» What you should do
Can you write out all of the material below, word for word?

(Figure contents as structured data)
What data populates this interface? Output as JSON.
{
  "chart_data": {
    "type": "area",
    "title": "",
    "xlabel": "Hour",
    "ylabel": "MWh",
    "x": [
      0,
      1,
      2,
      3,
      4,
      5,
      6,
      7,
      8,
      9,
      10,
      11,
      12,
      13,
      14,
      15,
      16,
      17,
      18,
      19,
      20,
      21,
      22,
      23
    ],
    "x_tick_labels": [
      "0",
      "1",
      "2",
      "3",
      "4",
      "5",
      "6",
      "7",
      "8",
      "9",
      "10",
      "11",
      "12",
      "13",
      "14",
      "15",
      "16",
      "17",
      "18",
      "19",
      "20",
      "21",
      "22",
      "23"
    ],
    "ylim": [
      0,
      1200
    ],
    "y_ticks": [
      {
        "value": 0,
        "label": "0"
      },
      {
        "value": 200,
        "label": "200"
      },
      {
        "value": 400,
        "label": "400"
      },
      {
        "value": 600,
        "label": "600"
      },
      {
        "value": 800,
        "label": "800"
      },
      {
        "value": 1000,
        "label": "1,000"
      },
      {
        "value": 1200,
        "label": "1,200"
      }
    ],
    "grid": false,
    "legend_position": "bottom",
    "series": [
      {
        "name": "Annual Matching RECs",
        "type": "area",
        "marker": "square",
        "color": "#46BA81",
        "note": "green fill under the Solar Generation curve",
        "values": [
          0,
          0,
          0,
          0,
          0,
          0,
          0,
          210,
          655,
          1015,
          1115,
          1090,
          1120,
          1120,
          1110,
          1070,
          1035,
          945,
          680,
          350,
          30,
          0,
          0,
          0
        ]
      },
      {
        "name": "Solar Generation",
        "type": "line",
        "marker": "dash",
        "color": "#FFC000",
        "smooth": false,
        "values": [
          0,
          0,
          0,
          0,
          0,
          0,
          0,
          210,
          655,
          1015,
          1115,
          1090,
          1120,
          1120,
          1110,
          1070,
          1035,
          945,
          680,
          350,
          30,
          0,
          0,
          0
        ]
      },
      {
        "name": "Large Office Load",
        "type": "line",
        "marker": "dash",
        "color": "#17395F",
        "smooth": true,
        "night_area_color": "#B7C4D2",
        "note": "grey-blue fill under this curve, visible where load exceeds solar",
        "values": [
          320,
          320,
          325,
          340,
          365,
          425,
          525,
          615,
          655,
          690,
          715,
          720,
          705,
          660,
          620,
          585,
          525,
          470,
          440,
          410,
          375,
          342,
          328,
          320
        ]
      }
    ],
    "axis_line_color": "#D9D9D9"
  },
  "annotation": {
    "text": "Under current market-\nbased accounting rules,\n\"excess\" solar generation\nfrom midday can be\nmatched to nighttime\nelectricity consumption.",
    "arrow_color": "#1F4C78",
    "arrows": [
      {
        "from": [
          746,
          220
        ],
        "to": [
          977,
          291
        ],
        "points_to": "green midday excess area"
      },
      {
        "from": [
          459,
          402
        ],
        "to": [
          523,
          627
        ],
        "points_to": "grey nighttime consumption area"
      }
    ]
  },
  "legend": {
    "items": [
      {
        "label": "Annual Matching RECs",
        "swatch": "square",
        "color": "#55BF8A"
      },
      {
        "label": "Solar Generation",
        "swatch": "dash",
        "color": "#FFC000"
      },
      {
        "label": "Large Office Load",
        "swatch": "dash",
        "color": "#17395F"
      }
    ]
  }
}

» Finished exercise
What data populates this interface? Output as JSON.
{
  "chart_data": {
    "type": "area",
    "title": "",
    "xlabel": "Hour",
    "ylabel": "MWh",
    "x": [
      0,
      1,
      2,
      3,
      4,
      5,
      6,
      7,
      8,
      9,
      10,
      11,
      12,
      13,
      14,
      15,
      16,
      17,
      18,
      19,
      20,
      21,
      22,
      23
    ],
    "x_tick_labels": [
      "0",
      "1",
      "2",
      "3",
      "4",
      "5",
      "6",
      "7",
      "8",
      "9",
      "10",
      "11",
      "12",
      "13",
      "14",
      "15",
      "16",
      "17",
      "18",
      "19",
      "20",
      "21",
      "22",
      "23"
    ],
    "ylim": [
      0,
      1200
    ],
    "y_ticks": [
      {
        "value": 0,
        "label": "0"
      },
      {
        "value": 200,
        "label": "200"
      },
      {
        "value": 400,
        "label": "400"
      },
      {
        "value": 600,
        "label": "600"
      },
      {
        "value": 800,
        "label": "800"
      },
      {
        "value": 1000,
        "label": "1,000"
      },
      {
        "value": 1200,
        "label": "1,200"
      }
    ],
    "grid": false,
    "legend_position": "bottom",
    "series": [
      {
        "name": "Annual Matching RECs",
        "type": "area",
        "marker": "square",
        "color": "#46BA81",
        "note": "green fill under the Solar Generation curve",
        "values": [
          0,
          0,
          0,
          0,
          0,
          0,
          0,
          210,
          655,
          1015,
          1115,
          1090,
          1120,
          1120,
          1110,
          1070,
          1035,
          945,
          680,
          350,
          30,
          0,
          0,
          0
        ]
      },
      {
        "name": "Solar Generation",
        "type": "line",
        "marker": "dash",
        "color": "#FFC000",
        "smooth": false,
        "values": [
          0,
          0,
          0,
          0,
          0,
          0,
          0,
          210,
          655,
          1015,
          1115,
          1090,
          1120,
          1120,
          1110,
          1070,
          1035,
          945,
          680,
          350,
          30,
          0,
          0,
          0
        ]
      },
      {
        "name": "Large Office Load",
        "type": "line",
        "marker": "dash",
        "color": "#17395F",
        "smooth": true,
        "night_area_color": "#B7C4D2",
        "note": "grey-blue fill under this curve, visible where load exceeds solar",
        "values": [
          320,
          320,
          325,
          340,
          365,
          425,
          525,
          615,
          655,
          690,
          715,
          720,
          705,
          660,
          620,
          585,
          525,
          470,
          440,
          410,
          375,
          342,
          328,
          320
        ]
      }
    ],
    "axis_line_color": "#D9D9D9"
  },
  "annotation": {
    "text": "Under current market-\nbased accounting rules,\n\"excess\" solar generation\nfrom midday can be\nmatched to nighttime\nelectricity consumption.",
    "arrow_color": "#1F4C78",
    "arrows": [
      {
        "from": [
          746,
          220
        ],
        "to": [
          977,
          291
        ],
        "points_to": "green midday excess area"
      },
      {
        "from": [
          459,
          402
        ],
        "to": [
          523,
          627
        ],
        "points_to": "grey nighttime consumption area"
      }
    ]
  },
  "legend": {
    "items": [
      {
        "label": "Annual Matching RECs",
        "swatch": "square",
        "color": "#55BF8A"
      },
      {
        "label": "Solar Generation",
        "swatch": "dash",
        "color": "#FFC000"
      },
      {
        "label": "Large Office Load",
        "swatch": "dash",
        "color": "#17395F"
      }
    ]
  }
}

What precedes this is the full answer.